EXERCISE BRIEF => All of the listing below must be repeated word for word. Pictures are the only thing to omit.

━━━━━ DATA SHOWN ━━━━━

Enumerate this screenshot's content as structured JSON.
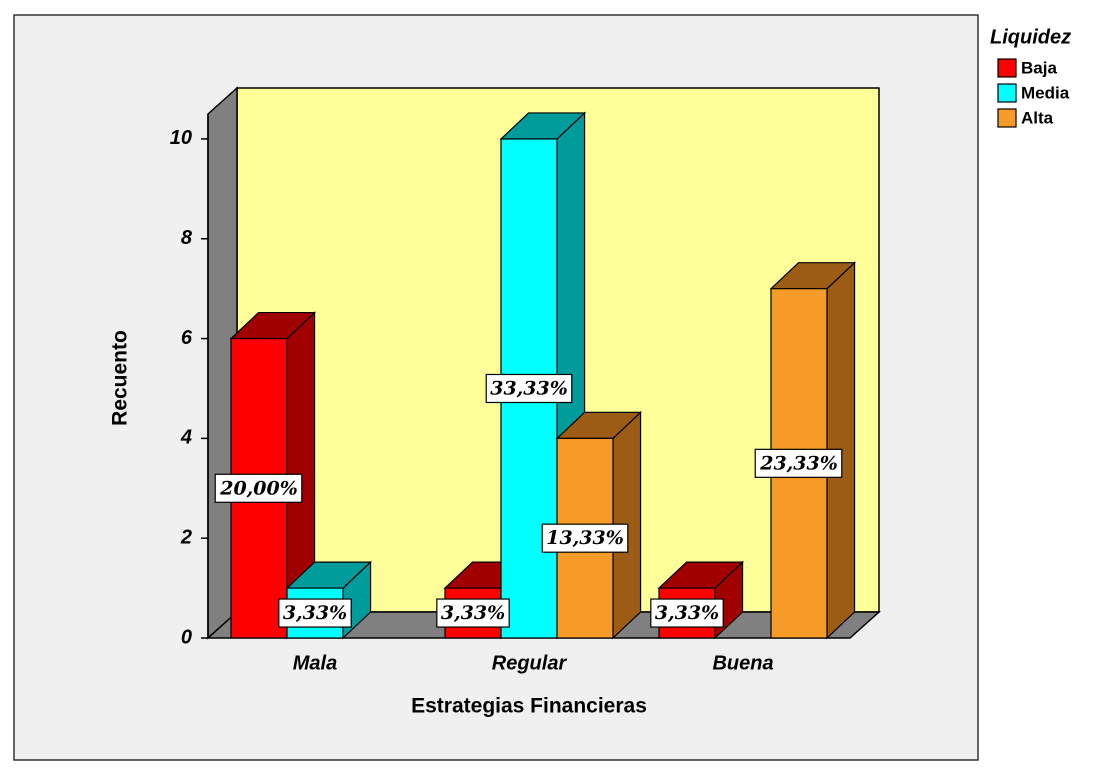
{
  "chart_data": {
    "type": "bar3d",
    "x_label": "Estrategias Financieras",
    "y_label": "Recuento",
    "legend_title": "Liquidez",
    "legend": "top-right",
    "categories": [
      "Mala",
      "Regular",
      "Buena"
    ],
    "series": [
      {
        "name": "Baja",
        "color": "#ff0000",
        "side_color": "#a00000",
        "values": [
          6,
          1,
          1
        ],
        "value_labels": [
          "20,00%",
          "3,33%",
          "3,33%"
        ]
      },
      {
        "name": "Media",
        "color": "#00ffff",
        "side_color": "#009c9c",
        "values": [
          1,
          10,
          null
        ],
        "value_labels": [
          "3,33%",
          "33,33%",
          null
        ]
      },
      {
        "name": "Alta",
        "color": "#f79b28",
        "side_color": "#9c5c14",
        "values": [
          null,
          4,
          7
        ],
        "value_labels": [
          null,
          "13,33%",
          "23,33%"
        ]
      }
    ],
    "ylim": [
      0,
      10.5
    ],
    "yticks": [
      0,
      2,
      4,
      6,
      8,
      10
    ],
    "wall_color": "#ffff99"
  }
}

━━━━━

WORKED SOLUTION =>
Enumerate this screenshot's content as structured JSON.
{
  "chart_data": {
    "type": "bar3d",
    "x_label": "Estrategias Financieras",
    "y_label": "Recuento",
    "legend_title": "Liquidez",
    "legend": "top-right",
    "categories": [
      "Mala",
      "Regular",
      "Buena"
    ],
    "series": [
      {
        "name": "Baja",
        "color": "#ff0000",
        "side_color": "#a00000",
        "values": [
          6,
          1,
          1
        ],
        "value_labels": [
          "20,00%",
          "3,33%",
          "3,33%"
        ]
      },
      {
        "name": "Media",
        "color": "#00ffff",
        "side_color": "#009c9c",
        "values": [
          1,
          10,
          null
        ],
        "value_labels": [
          "3,33%",
          "33,33%",
          null
        ]
      },
      {
        "name": "Alta",
        "color": "#f79b28",
        "side_color": "#9c5c14",
        "values": [
          null,
          4,
          7
        ],
        "value_labels": [
          null,
          "13,33%",
          "23,33%"
        ]
      }
    ],
    "ylim": [
      0,
      10.5
    ],
    "yticks": [
      0,
      2,
      4,
      6,
      8,
      10
    ],
    "wall_color": "#ffff99"
  }
}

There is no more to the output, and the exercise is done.